#### Data excerpts

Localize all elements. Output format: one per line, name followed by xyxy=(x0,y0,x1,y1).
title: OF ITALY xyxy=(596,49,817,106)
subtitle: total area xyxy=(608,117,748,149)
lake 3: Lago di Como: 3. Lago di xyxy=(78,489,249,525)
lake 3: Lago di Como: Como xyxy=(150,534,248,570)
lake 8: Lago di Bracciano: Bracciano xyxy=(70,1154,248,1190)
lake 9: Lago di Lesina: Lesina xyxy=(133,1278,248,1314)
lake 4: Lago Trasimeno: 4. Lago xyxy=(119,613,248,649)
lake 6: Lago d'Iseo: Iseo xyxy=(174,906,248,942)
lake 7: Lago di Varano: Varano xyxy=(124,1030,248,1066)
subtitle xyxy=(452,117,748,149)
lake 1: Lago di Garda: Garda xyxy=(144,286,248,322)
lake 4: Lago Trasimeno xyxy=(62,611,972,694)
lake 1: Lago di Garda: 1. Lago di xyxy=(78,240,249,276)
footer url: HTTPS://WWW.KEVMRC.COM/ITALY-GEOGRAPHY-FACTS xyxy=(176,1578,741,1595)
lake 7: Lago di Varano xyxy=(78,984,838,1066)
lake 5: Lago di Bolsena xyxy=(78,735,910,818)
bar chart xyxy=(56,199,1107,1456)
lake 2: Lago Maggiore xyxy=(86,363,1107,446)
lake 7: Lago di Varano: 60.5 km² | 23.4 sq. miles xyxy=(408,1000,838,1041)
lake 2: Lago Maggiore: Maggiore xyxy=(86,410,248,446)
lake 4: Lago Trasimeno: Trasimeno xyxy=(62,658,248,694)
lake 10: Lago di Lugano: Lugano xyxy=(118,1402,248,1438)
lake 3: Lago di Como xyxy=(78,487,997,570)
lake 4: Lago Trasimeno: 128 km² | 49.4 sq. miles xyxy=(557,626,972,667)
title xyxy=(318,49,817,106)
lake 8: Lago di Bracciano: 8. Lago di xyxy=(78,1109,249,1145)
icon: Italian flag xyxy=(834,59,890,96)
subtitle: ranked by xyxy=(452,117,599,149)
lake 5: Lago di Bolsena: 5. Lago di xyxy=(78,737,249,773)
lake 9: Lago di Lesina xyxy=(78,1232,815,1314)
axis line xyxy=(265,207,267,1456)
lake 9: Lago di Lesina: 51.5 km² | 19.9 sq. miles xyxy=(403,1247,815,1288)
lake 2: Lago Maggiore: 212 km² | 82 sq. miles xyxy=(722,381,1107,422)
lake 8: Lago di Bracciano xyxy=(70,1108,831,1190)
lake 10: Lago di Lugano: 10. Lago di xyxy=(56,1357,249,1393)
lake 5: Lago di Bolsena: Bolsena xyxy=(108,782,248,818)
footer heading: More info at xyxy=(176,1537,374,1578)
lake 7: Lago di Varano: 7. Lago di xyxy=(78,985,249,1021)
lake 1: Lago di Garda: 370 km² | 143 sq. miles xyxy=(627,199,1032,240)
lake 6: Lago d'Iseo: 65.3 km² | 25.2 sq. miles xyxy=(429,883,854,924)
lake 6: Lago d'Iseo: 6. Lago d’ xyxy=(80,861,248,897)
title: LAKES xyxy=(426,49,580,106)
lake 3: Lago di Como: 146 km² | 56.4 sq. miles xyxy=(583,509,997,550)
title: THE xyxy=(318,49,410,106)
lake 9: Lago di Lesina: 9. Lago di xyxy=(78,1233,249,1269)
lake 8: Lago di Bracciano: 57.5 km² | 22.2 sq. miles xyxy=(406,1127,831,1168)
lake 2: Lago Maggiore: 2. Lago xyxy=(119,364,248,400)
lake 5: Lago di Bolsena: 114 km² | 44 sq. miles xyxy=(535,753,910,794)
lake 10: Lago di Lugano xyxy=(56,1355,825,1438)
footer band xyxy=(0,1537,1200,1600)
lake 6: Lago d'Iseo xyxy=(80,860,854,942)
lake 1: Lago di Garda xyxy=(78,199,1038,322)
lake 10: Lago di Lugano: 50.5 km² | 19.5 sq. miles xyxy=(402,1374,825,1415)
==
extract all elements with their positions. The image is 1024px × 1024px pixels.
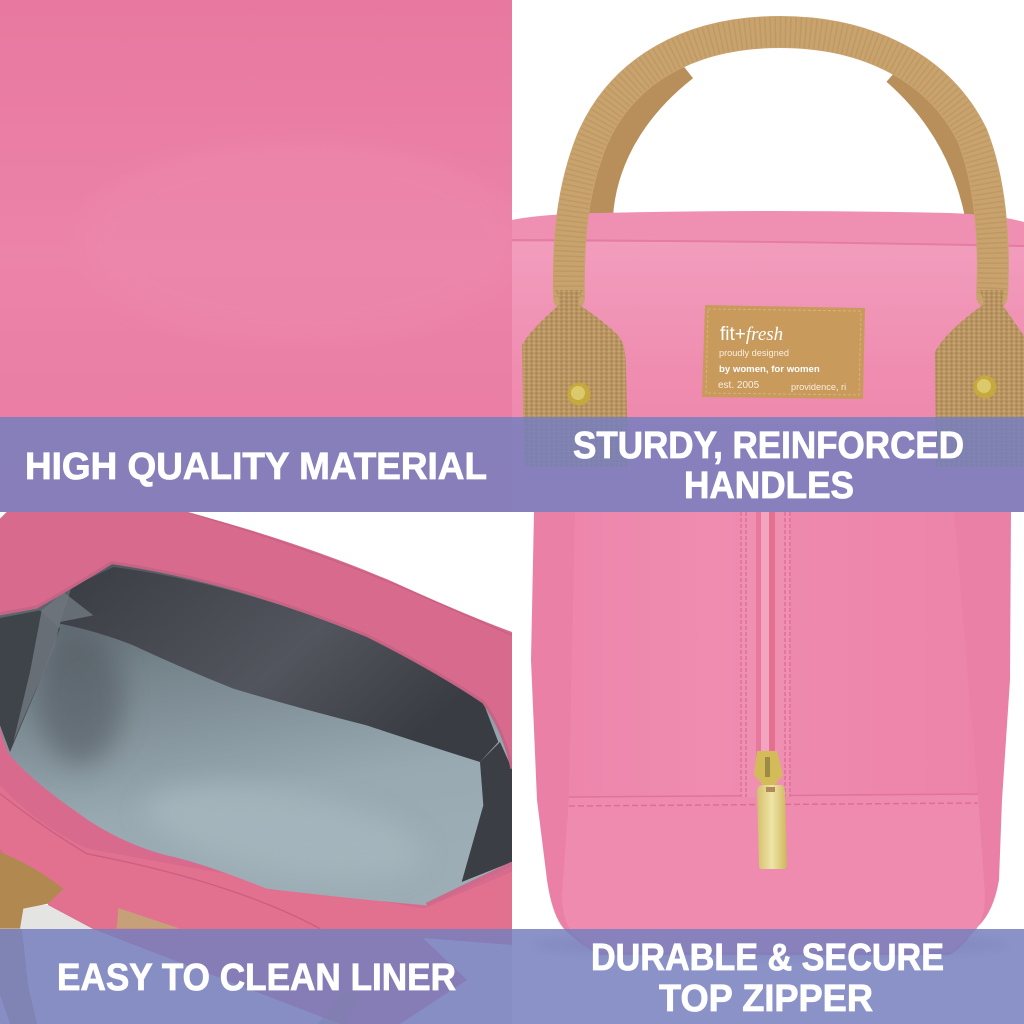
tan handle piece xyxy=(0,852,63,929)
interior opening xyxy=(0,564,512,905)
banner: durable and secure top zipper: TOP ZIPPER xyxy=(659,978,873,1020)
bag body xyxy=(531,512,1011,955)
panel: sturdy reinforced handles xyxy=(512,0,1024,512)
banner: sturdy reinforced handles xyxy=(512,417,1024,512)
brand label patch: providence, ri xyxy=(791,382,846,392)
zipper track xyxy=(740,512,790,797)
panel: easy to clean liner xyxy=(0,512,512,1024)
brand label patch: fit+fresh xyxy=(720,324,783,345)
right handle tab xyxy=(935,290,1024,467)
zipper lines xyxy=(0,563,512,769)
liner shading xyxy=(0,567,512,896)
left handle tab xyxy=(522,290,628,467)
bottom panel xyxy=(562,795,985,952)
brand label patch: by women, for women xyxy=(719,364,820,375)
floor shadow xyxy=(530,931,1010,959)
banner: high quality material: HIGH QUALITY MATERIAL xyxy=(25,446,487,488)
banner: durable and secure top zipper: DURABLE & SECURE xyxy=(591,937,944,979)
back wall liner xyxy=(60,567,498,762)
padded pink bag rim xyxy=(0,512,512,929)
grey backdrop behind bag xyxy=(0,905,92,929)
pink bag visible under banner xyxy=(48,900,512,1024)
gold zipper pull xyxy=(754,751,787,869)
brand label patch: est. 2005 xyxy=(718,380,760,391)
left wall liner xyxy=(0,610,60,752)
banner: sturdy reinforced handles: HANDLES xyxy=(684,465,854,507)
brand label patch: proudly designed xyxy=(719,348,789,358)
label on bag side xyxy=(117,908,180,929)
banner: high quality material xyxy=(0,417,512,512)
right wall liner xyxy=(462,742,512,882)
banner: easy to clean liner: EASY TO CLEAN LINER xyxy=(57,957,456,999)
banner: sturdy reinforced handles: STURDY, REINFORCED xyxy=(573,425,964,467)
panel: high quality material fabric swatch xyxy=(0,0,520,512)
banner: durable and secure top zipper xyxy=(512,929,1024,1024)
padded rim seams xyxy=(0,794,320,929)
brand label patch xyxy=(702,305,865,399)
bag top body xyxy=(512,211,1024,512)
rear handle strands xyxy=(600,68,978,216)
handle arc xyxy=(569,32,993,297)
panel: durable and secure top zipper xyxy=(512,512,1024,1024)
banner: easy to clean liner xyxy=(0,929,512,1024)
--
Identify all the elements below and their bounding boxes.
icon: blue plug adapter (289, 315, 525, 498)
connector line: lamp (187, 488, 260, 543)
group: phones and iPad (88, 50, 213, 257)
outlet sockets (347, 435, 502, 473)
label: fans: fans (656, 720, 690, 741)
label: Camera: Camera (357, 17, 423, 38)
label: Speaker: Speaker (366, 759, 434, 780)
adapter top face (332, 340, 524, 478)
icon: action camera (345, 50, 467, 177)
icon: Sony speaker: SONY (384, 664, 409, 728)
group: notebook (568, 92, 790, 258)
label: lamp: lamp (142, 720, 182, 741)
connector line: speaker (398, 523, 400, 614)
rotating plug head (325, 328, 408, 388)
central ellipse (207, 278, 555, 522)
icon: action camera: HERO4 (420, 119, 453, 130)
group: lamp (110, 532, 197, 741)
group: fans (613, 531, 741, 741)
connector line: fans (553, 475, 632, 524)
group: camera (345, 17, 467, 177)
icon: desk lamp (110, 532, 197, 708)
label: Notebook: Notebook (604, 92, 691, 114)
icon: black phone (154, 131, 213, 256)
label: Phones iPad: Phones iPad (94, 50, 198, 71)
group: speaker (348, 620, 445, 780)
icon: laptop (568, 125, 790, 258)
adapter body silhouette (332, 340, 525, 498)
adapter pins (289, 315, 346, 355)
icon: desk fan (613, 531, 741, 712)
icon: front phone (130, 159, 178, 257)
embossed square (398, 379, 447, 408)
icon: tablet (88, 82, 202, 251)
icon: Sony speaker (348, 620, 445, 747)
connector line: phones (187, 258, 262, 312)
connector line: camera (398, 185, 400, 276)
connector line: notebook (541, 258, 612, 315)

#### Aim of the task
Reproduce the data word for word, starting with the line that contains "Localize all elements." and going on through the line that contains "lake 8: Lago di Bracciano: Bracciano".

#### Result for this exercise
Localize all elements. Output format: one per line, name followed by xyxy=(x0,y0,x1,y1).
title: OF ITALY xyxy=(596,49,817,106)
subtitle: total area xyxy=(608,117,748,149)
lake 3: Lago di Como: 3. Lago di xyxy=(78,489,249,525)
lake 3: Lago di Como: Como xyxy=(150,534,248,570)
lake 8: Lago di Bracciano: Bracciano xyxy=(70,1154,248,1190)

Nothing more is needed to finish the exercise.